_What you need to do_: The records below are to be quoted in full; please keep every word exact.

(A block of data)
:::
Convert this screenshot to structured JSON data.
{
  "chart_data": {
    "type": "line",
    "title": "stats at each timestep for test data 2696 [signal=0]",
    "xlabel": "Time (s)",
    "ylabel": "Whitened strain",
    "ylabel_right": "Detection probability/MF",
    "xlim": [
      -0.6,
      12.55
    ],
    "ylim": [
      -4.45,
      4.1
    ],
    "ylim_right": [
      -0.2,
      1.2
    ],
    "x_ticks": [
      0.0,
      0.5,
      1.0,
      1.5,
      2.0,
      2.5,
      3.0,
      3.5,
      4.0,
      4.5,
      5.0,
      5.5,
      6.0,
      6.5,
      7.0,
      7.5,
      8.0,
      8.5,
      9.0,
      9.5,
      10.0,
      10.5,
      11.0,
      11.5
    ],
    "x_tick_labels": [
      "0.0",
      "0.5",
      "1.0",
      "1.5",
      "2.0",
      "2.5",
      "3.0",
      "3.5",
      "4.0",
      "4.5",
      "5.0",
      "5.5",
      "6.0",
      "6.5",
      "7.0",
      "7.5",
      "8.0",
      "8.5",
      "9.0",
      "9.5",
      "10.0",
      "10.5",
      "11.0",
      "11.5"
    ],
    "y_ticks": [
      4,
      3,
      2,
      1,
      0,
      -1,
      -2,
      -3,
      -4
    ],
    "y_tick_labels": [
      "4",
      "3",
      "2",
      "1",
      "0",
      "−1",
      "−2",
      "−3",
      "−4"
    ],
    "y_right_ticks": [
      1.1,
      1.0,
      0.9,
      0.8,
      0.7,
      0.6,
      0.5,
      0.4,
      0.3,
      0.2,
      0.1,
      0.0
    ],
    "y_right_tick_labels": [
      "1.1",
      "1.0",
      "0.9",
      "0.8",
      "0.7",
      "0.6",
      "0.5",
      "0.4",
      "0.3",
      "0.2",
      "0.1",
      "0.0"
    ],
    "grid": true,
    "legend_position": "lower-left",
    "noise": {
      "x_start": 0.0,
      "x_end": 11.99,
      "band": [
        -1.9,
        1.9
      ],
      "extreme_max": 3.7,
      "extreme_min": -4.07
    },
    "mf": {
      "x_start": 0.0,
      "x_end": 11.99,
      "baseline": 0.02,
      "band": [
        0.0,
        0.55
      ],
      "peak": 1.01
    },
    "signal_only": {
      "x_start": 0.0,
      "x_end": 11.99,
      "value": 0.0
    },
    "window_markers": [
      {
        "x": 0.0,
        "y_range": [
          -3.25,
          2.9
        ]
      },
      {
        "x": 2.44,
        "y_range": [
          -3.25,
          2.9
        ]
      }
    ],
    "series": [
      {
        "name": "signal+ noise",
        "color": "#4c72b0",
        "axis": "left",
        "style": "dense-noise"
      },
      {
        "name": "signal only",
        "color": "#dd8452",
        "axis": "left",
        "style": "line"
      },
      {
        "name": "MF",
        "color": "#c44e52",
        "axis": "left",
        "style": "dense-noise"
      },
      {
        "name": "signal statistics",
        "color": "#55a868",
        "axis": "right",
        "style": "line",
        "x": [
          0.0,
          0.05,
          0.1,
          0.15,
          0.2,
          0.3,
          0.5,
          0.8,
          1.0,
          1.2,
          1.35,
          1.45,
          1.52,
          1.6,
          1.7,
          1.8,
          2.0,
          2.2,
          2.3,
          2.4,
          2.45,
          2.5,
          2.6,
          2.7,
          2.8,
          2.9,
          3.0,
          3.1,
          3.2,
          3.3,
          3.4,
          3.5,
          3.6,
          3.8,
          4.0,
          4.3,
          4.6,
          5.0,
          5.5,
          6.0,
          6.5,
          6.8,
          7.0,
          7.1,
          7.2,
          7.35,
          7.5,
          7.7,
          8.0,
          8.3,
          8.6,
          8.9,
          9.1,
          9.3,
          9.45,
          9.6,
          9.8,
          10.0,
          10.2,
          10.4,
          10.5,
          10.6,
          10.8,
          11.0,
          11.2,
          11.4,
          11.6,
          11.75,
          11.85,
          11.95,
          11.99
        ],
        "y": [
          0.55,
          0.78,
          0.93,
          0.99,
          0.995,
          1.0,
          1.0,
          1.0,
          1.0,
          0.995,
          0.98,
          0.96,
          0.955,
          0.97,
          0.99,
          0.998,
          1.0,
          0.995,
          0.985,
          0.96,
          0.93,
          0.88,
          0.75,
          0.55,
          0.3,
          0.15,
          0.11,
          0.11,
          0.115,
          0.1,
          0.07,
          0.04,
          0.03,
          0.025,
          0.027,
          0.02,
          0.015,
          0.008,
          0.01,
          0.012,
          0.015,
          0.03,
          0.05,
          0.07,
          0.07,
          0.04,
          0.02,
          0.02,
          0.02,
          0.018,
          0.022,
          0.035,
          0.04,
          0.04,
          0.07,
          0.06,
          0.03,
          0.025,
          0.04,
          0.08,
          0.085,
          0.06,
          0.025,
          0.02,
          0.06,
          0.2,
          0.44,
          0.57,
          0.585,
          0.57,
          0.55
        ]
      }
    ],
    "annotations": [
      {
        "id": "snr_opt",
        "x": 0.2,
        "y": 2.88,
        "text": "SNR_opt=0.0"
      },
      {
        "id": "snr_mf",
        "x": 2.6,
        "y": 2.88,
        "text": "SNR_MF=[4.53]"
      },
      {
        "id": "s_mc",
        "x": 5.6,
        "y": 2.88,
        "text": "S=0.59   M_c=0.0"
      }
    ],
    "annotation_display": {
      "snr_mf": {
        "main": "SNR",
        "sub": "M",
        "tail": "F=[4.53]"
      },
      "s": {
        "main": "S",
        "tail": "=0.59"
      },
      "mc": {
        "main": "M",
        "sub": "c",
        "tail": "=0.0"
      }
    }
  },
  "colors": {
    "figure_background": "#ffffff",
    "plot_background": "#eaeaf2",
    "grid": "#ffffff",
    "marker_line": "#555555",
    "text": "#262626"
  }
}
:::
_Result below_:
Convert this screenshot to structured JSON data.
{
  "chart_data": {
    "type": "line",
    "title": "stats at each timestep for test data 2696 [signal=0]",
    "xlabel": "Time (s)",
    "ylabel": "Whitened strain",
    "ylabel_right": "Detection probability/MF",
    "xlim": [
      -0.6,
      12.55
    ],
    "ylim": [
      -4.45,
      4.1
    ],
    "ylim_right": [
      -0.2,
      1.2
    ],
    "x_ticks": [
      0.0,
      0.5,
      1.0,
      1.5,
      2.0,
      2.5,
      3.0,
      3.5,
      4.0,
      4.5,
      5.0,
      5.5,
      6.0,
      6.5,
      7.0,
      7.5,
      8.0,
      8.5,
      9.0,
      9.5,
      10.0,
      10.5,
      11.0,
      11.5
    ],
    "x_tick_labels": [
      "0.0",
      "0.5",
      "1.0",
      "1.5",
      "2.0",
      "2.5",
      "3.0",
      "3.5",
      "4.0",
      "4.5",
      "5.0",
      "5.5",
      "6.0",
      "6.5",
      "7.0",
      "7.5",
      "8.0",
      "8.5",
      "9.0",
      "9.5",
      "10.0",
      "10.5",
      "11.0",
      "11.5"
    ],
    "y_ticks": [
      4,
      3,
      2,
      1,
      0,
      -1,
      -2,
      -3,
      -4
    ],
    "y_tick_labels": [
      "4",
      "3",
      "2",
      "1",
      "0",
      "−1",
      "−2",
      "−3",
      "−4"
    ],
    "y_right_ticks": [
      1.1,
      1.0,
      0.9,
      0.8,
      0.7,
      0.6,
      0.5,
      0.4,
      0.3,
      0.2,
      0.1,
      0.0
    ],
    "y_right_tick_labels": [
      "1.1",
      "1.0",
      "0.9",
      "0.8",
      "0.7",
      "0.6",
      "0.5",
      "0.4",
      "0.3",
      "0.2",
      "0.1",
      "0.0"
    ],
    "grid": true,
    "legend_position": "lower-left",
    "noise": {
      "x_start": 0.0,
      "x_end": 11.99,
      "band": [
        -1.9,
        1.9
      ],
      "extreme_max": 3.7,
      "extreme_min": -4.07
    },
    "mf": {
      "x_start": 0.0,
      "x_end": 11.99,
      "baseline": 0.02,
      "band": [
        0.0,
        0.55
      ],
      "peak": 1.01
    },
    "signal_only": {
      "x_start": 0.0,
      "x_end": 11.99,
      "value": 0.0
    },
    "window_markers": [
      {
        "x": 0.0,
        "y_range": [
          -3.25,
          2.9
        ]
      },
      {
        "x": 2.44,
        "y_range": [
          -3.25,
          2.9
        ]
      }
    ],
    "series": [
      {
        "name": "signal+ noise",
        "color": "#4c72b0",
        "axis": "left",
        "style": "dense-noise"
      },
      {
        "name": "signal only",
        "color": "#dd8452",
        "axis": "left",
        "style": "line"
      },
      {
        "name": "MF",
        "color": "#c44e52",
        "axis": "left",
        "style": "dense-noise"
      },
      {
        "name": "signal statistics",
        "color": "#55a868",
        "axis": "right",
        "style": "line",
        "x": [
          0.0,
          0.05,
          0.1,
          0.15,
          0.2,
          0.3,
          0.5,
          0.8,
          1.0,
          1.2,
          1.35,
          1.45,
          1.52,
          1.6,
          1.7,
          1.8,
          2.0,
          2.2,
          2.3,
          2.4,
          2.45,
          2.5,
          2.6,
          2.7,
          2.8,
          2.9,
          3.0,
          3.1,
          3.2,
          3.3,
          3.4,
          3.5,
          3.6,
          3.8,
          4.0,
          4.3,
          4.6,
          5.0,
          5.5,
          6.0,
          6.5,
          6.8,
          7.0,
          7.1,
          7.2,
          7.35,
          7.5,
          7.7,
          8.0,
          8.3,
          8.6,
          8.9,
          9.1,
          9.3,
          9.45,
          9.6,
          9.8,
          10.0,
          10.2,
          10.4,
          10.5,
          10.6,
          10.8,
          11.0,
          11.2,
          11.4,
          11.6,
          11.75,
          11.85,
          11.95,
          11.99
        ],
        "y": [
          0.55,
          0.78,
          0.93,
          0.99,
          0.995,
          1.0,
          1.0,
          1.0,
          1.0,
          0.995,
          0.98,
          0.96,
          0.955,
          0.97,
          0.99,
          0.998,
          1.0,
          0.995,
          0.985,
          0.96,
          0.93,
          0.88,
          0.75,
          0.55,
          0.3,
          0.15,
          0.11,
          0.11,
          0.115,
          0.1,
          0.07,
          0.04,
          0.03,
          0.025,
          0.027,
          0.02,
          0.015,
          0.008,
          0.01,
          0.012,
          0.015,
          0.03,
          0.05,
          0.07,
          0.07,
          0.04,
          0.02,
          0.02,
          0.02,
          0.018,
          0.022,
          0.035,
          0.04,
          0.04,
          0.07,
          0.06,
          0.03,
          0.025,
          0.04,
          0.08,
          0.085,
          0.06,
          0.025,
          0.02,
          0.06,
          0.2,
          0.44,
          0.57,
          0.585,
          0.57,
          0.55
        ]
      }
    ],
    "annotations": [
      {
        "id": "snr_opt",
        "x": 0.2,
        "y": 2.88,
        "text": "SNR_opt=0.0"
      },
      {
        "id": "snr_mf",
        "x": 2.6,
        "y": 2.88,
        "text": "SNR_MF=[4.53]"
      },
      {
        "id": "s_mc",
        "x": 5.6,
        "y": 2.88,
        "text": "S=0.59   M_c=0.0"
      }
    ],
    "annotation_display": {
      "snr_mf": {
        "main": "SNR",
        "sub": "M",
        "tail": "F=[4.53]"
      },
      "s": {
        "main": "S",
        "tail": "=0.59"
      },
      "mc": {
        "main": "M",
        "sub": "c",
        "tail": "=0.0"
      }
    }
  },
  "colors": {
    "figure_background": "#ffffff",
    "plot_background": "#eaeaf2",
    "grid": "#ffffff",
    "marker_line": "#555555",
    "text": "#262626"
  }
}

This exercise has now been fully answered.